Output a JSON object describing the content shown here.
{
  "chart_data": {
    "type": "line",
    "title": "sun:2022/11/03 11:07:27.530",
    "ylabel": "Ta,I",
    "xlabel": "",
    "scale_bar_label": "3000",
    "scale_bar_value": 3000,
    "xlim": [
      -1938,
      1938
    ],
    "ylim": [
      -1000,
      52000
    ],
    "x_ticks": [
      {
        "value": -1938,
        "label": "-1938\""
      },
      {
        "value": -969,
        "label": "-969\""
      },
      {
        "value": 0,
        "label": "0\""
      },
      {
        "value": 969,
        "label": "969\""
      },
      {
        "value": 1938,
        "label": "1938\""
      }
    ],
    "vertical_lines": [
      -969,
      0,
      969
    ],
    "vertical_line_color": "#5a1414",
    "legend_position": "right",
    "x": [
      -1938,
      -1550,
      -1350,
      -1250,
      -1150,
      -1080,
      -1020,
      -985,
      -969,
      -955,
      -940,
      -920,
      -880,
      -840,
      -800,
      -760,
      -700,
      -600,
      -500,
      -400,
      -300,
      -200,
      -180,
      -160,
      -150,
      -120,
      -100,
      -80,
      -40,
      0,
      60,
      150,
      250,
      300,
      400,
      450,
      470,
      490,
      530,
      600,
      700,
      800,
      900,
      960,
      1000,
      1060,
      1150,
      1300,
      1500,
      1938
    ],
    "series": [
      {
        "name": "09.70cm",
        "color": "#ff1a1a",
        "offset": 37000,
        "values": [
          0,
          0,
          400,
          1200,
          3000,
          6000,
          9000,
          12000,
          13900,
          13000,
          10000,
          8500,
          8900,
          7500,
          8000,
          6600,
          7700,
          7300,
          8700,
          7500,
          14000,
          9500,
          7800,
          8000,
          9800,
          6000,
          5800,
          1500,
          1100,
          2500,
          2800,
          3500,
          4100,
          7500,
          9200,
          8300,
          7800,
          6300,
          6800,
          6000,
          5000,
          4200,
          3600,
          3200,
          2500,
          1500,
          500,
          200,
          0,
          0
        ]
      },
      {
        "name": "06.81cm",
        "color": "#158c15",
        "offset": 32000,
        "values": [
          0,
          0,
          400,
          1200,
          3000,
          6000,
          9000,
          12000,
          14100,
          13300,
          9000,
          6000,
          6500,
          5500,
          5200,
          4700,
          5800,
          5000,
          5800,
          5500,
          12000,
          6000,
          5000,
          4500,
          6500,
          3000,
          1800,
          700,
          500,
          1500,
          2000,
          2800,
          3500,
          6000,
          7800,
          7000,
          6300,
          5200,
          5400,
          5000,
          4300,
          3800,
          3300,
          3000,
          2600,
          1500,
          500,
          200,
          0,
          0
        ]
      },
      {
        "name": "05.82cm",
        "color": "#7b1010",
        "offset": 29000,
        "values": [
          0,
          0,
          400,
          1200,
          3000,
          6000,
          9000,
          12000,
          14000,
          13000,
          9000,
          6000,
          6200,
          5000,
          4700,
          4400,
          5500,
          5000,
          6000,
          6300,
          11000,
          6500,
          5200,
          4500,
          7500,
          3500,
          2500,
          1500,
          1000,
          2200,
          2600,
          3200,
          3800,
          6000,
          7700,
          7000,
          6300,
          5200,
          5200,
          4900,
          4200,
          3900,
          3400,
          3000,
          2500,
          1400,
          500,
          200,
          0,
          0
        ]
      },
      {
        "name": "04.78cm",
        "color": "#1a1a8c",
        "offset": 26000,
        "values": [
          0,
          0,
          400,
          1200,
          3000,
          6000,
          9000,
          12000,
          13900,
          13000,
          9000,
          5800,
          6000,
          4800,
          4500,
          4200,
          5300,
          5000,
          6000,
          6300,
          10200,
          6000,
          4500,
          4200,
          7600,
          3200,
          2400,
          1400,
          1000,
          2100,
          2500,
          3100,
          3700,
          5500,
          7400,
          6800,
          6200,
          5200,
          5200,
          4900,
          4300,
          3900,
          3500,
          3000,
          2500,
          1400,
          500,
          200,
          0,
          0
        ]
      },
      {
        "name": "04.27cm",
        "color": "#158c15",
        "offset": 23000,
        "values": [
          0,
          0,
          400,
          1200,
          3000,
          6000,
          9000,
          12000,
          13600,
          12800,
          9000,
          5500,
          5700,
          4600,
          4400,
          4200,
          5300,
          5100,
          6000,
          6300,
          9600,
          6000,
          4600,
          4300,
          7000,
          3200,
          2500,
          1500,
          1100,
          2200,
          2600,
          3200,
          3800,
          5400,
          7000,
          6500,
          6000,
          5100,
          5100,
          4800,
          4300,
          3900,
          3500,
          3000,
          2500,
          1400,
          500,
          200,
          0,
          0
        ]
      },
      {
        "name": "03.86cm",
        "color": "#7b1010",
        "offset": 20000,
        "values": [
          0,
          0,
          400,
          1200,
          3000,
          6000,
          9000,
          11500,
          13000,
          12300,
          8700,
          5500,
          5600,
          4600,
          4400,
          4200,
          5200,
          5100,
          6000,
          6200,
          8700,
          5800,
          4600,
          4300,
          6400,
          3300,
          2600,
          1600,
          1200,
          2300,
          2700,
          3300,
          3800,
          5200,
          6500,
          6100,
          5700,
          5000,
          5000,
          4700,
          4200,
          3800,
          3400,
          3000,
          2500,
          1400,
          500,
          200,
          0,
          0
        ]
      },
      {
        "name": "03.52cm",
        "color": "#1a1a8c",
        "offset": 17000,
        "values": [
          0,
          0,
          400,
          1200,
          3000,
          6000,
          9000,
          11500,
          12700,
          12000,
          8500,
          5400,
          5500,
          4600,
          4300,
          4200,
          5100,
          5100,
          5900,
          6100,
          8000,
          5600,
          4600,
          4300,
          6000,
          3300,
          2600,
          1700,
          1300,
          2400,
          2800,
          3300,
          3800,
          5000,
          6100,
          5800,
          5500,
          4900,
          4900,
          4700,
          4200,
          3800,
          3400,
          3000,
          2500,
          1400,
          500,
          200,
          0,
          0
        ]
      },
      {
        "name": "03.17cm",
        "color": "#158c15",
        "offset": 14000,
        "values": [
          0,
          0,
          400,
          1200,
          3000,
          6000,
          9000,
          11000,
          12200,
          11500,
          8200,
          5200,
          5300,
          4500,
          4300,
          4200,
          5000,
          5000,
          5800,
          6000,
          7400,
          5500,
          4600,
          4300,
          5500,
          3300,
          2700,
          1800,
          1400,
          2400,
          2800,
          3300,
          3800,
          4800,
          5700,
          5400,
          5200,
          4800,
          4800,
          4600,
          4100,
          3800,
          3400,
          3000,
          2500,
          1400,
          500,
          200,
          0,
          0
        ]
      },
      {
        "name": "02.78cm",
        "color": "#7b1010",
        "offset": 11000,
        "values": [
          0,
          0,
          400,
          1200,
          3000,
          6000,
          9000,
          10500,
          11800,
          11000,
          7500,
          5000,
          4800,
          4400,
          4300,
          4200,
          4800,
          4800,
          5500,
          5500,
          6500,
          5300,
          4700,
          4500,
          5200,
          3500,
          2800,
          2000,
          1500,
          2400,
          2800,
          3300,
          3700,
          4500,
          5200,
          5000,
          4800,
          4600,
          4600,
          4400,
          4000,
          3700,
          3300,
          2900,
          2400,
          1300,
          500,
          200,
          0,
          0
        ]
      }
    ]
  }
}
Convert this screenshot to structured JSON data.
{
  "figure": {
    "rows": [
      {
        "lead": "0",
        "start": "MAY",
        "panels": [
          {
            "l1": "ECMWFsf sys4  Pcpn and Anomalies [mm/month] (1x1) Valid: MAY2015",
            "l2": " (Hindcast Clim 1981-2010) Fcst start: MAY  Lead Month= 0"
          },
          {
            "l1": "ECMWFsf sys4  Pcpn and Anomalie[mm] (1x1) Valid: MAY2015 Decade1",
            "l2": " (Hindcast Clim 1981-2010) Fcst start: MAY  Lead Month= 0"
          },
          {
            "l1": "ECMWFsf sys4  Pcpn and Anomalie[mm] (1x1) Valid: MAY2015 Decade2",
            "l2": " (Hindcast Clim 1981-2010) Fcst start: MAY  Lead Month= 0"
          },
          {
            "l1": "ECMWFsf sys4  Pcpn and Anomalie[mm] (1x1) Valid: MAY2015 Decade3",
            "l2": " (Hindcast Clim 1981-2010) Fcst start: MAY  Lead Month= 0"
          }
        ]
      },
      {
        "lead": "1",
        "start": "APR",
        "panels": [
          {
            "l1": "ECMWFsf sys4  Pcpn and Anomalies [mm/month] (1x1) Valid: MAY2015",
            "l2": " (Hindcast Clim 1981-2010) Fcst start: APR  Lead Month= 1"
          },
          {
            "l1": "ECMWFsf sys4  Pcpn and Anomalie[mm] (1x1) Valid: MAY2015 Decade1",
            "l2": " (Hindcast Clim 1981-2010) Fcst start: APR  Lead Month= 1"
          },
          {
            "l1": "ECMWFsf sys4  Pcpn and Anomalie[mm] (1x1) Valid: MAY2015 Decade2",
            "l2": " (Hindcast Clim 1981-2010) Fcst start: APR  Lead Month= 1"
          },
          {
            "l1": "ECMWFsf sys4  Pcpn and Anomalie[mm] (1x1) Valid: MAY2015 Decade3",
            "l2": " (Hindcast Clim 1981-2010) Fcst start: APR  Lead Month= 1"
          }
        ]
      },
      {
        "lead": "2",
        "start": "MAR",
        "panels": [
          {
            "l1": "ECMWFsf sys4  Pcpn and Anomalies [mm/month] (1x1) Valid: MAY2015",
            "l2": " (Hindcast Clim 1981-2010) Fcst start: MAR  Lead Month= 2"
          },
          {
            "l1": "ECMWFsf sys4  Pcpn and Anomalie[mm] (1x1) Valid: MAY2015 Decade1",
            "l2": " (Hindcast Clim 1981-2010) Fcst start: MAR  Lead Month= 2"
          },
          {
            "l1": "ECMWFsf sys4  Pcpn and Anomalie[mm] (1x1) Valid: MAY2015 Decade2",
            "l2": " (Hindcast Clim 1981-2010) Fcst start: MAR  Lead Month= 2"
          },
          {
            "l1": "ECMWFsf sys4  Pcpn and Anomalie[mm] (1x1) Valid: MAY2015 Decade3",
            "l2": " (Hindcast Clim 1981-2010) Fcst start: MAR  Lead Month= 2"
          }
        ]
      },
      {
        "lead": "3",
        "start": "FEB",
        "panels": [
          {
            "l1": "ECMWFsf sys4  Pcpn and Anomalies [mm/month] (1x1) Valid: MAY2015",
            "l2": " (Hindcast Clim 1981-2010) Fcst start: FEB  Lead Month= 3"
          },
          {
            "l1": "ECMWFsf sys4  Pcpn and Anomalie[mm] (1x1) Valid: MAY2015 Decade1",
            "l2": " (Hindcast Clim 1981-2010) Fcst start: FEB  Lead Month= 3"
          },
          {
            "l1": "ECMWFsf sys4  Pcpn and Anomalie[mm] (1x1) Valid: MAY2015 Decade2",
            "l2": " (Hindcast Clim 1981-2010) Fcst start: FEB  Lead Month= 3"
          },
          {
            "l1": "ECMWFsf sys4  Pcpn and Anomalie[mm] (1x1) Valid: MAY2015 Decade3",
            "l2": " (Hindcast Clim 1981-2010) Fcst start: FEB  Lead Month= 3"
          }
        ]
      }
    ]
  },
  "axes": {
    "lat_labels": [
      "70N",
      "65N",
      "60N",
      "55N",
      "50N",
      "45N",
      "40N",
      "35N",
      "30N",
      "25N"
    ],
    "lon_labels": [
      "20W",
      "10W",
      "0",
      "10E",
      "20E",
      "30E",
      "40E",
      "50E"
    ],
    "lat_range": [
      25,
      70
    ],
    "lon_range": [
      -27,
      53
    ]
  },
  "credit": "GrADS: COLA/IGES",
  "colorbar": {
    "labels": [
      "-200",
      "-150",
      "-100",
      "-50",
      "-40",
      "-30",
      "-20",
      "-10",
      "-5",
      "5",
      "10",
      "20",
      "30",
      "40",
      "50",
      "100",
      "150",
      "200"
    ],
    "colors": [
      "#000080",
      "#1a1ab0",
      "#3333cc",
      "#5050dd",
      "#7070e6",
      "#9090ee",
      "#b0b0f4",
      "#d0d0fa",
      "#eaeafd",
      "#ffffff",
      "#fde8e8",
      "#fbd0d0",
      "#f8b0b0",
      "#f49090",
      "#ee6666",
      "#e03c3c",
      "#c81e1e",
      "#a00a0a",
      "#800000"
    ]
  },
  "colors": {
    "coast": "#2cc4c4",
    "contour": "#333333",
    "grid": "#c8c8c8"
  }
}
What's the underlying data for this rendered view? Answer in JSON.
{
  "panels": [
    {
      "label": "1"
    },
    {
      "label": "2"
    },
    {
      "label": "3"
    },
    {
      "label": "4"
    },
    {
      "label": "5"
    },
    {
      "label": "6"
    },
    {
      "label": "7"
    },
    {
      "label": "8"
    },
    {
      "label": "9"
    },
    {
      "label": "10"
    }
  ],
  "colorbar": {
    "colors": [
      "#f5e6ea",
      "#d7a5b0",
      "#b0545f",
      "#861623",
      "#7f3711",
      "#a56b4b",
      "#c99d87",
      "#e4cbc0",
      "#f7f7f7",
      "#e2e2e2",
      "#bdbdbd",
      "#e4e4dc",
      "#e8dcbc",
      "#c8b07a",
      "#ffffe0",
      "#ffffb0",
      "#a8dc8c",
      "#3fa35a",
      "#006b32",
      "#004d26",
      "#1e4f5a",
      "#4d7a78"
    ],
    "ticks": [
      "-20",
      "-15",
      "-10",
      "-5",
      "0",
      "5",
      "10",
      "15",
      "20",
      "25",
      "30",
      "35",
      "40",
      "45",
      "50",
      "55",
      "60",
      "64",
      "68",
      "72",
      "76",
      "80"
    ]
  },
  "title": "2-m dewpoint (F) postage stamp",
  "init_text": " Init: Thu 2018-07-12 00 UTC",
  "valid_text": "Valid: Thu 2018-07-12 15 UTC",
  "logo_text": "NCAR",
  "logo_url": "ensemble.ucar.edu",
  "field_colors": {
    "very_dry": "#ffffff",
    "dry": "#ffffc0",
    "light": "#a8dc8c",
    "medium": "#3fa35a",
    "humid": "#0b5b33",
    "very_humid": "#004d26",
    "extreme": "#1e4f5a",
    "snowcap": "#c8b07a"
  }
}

◆ ◆ ◆ ◆ ◆ ◆ ◆

Pick out each line in the material containing "this".

Convert this screenshot to structured JSON data.
What's the underlying data for this rendered view? Answer in JSON.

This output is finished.